Say the number of lines containing the string "text", and say nothing else.

● ● ● ●

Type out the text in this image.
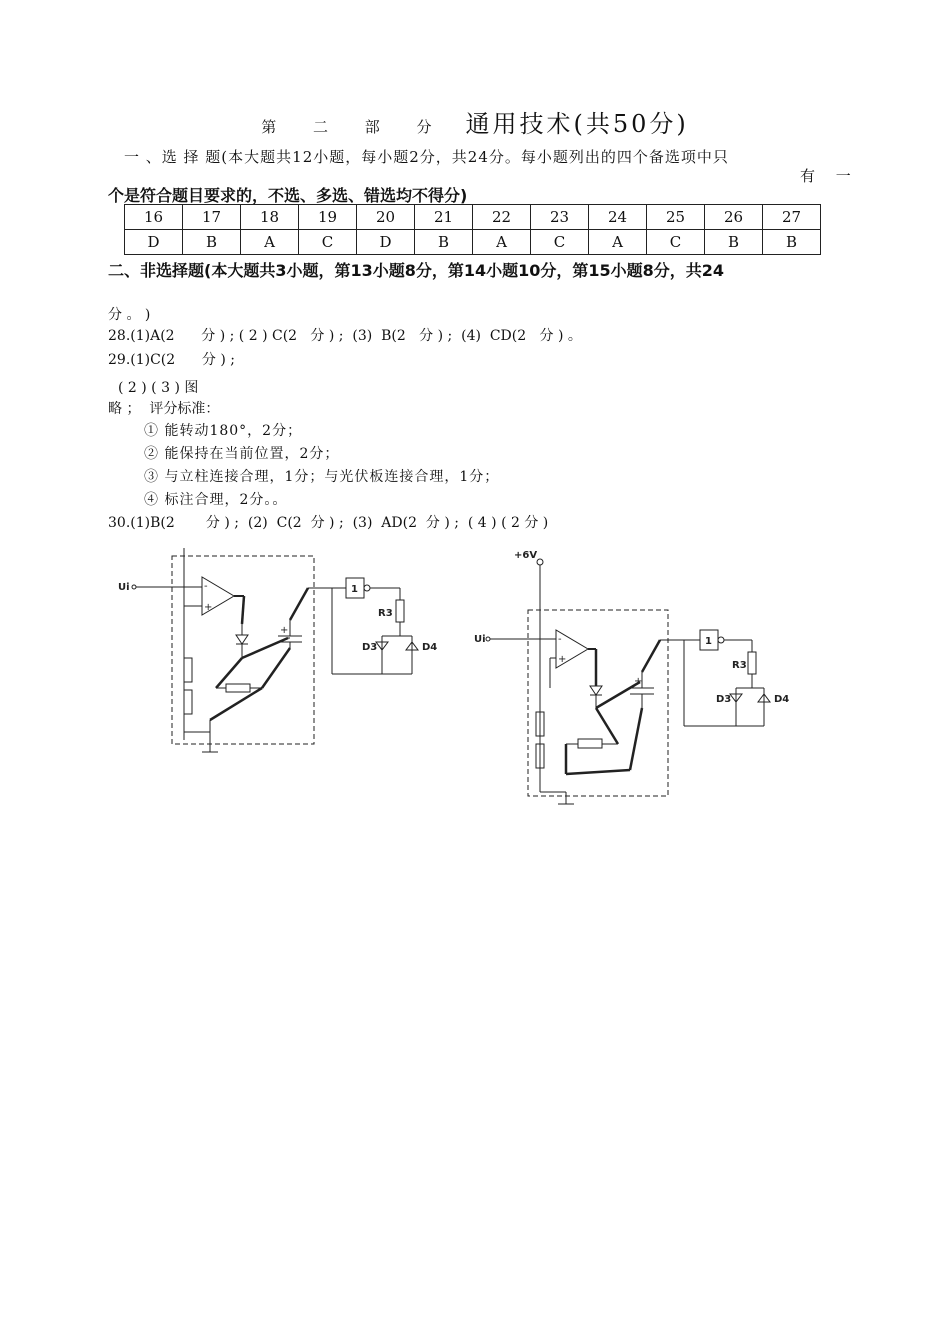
第 二 部 分 通用技术(共50分)
一 、选 择 题(本大题共12小题，每小题2分，共24分。每小题列出的四个备选项中只
有 一
个是符合题目要求的，不选、多选、错选均不得分)
16	17	18	19	20	21	22	23	24	25	26	27
D	B	A	C	D	B	A	C	A	C	B	B
二、非选择题(本大题共3小题，第13小题8分，第14小题10分，第15小题8分，共24
分 。 )
28.(1)A(2      分 ) ; ( 2 ) C(2   分 ) ;  (3)  B(2   分 ) ;  (4)  CD(2   分 ) 。
29.(1)C(2      分 ) ;
( 2 ) ( 3 ) 图
略 ；  评分标准：
① 能转动180°，2分；
② 能保持在当前位置，2分；
③ 与立柱连接合理，1分；与光伏板连接合理，1分；
④ 标注合理，2分。。
30.(1)B(2       分 ) ;  (2)  C(2  分 ) ;  (3)  AD(2  分 ) ;  ( 4 ) ( 2 分 )
Ui	-
+
+
1
R3
D3	D4
+6V
Ui	-
+
+
1
R3
D3	D4
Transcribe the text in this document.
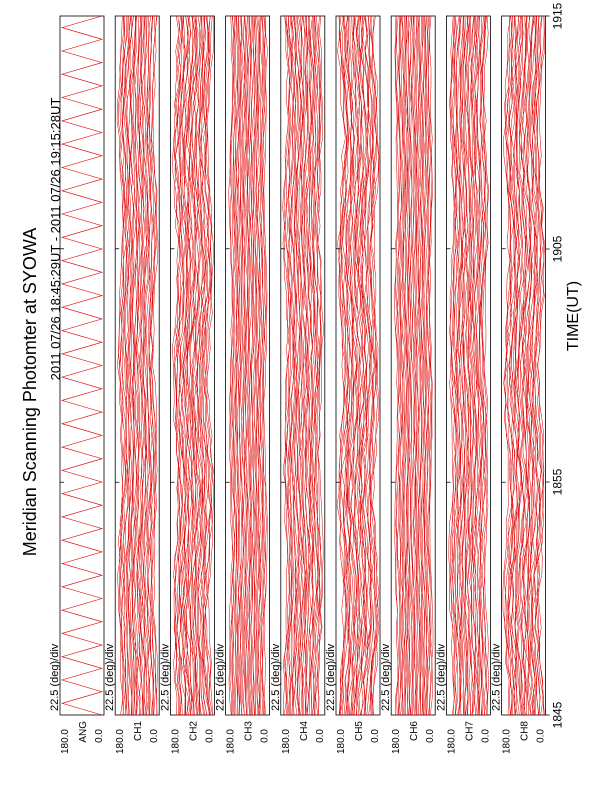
Meridian Scanning Photomter at SYOWA 2011 07/26 18:45:29UT - 2011 07/26 19:15:28UT
22.5 (deg)/div
180.0 0.0
ANG
22.5 (deg)/div
180.0 0.0
CH1
22.5 (deg)/div
180.0 0.0
CH2
22.5 (deg)/div
180.0 0.0
CH3
22.5 (deg)/div
180.0 0.0
CH4
22.5 (deg)/div
180.0 0.0
CH5
22.5 (deg)/div
180.0 0.0
CH6
22.5 (deg)/div
180.0 0.0
CH7
22.5 (deg)/div
180.0 0.0
CH8
1845
1855
1905
1915
TIME(UT)
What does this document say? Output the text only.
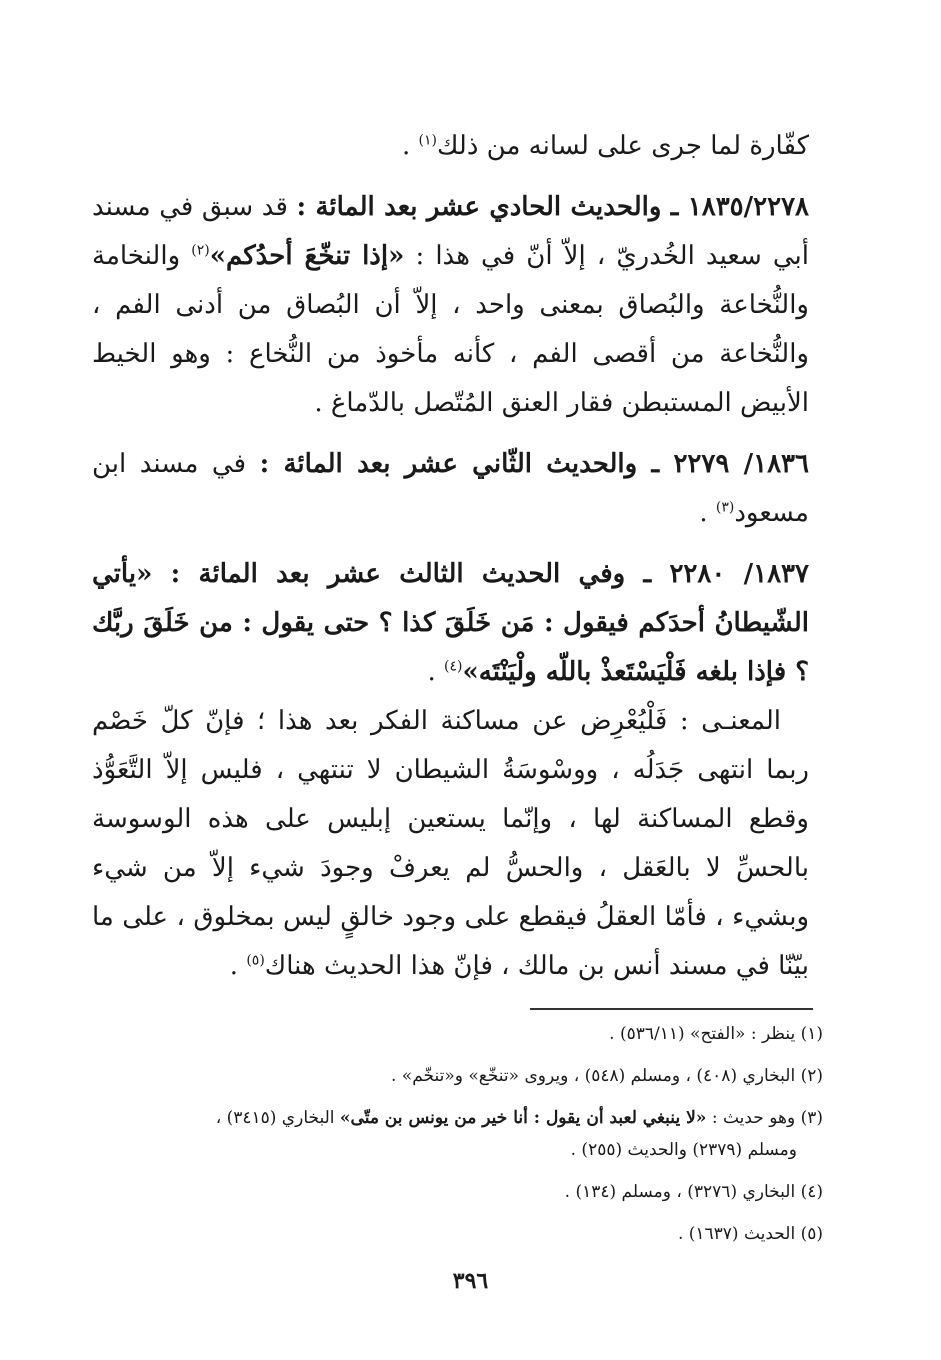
كفّارة لما جرى على لسانه من ذلك$^{(١)}$ .

١٨٣٥/٢٢٧٨ ـ والحديث الحادي عشر بعد المائة : قد سبق في مسند أبي سعيد الخُدريّ ، إلاّ أنّ في هذا : «إذا تنخّعَ أحدُكم»$^{(٢)}$ والنخامة والنُّخاعة والبُصاق بمعنى واحد ، إلاّ أن البُصاق من أدنى الفم ، والنُّخاعة من أقصى الفم ، كأنه مأخوذ من النُّخاع : وهو الخيط الأبيض المستبطن فقار العنق المُتّصل بالدّماغ .

١٨٣٦/ ٢٢٧٩ ـ والحديث الثّاني عشر بعد المائة : في مسند ابن مسعود$^{(٣)}$ .

١٨٣٧/ ٢٢٨٠ ـ وفي الحديث الثالث عشر بعد المائة : «يأتي الشّيطانُ أحدَكم فيقول : مَن خَلَقَ كذا ؟ حتى يقول : من خَلَقَ ربَّك ؟ فإذا بلغه فَلْيَسْتَعذْ باللّه ولْيَنْتَه»$^{(٤)}$ .

المعنـى : فَلْيُعْرِض عن مساكنة الفكر بعد هذا ؛ فإنّ كلّ خَصْم ربما انتهى جَدَلُه ، ووسْوسَةُ الشيطان لا تنتهي ، فليس إلاّ التَّعَوُّذ وقطع المساكنة لها ، وإنّما يستعين إبليس على هذه الوسوسة بالحسِّ لا بالعَقل ، والحسُّ لم يعرفْ وجودَ شيء إلاّ من شيء وبشيء ، فأمّا العقلُ فيقطع على وجود خالقٍ ليس بمخلوق ، على ما بيّنّا في مسند أنس بن مالك ، فإنّ هذا الحديث هناك$^{(٥)}$ .

(١) ينظر : «الفتح» (٥٣٦/١١) .

(٢) البخاري (٤٠٨) ، ومسلم (٥٤٨) ، ويروى «تنخّع» و«تنخّم» .

(٣) وهو حديث : «لا ينبغي لعبد أن يقول : أنا خير من يونس بن متّى» البخاري (٣٤١٥) ،
ومسلم (٢٣٧٩) والحديث (٢٥٥) .

(٤) البخاري (٣٢٧٦) ، ومسلم (١٣٤) .

(٥) الحديث (١٦٣٧) .

٣٩٦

● ● ● ●

* The completed task
3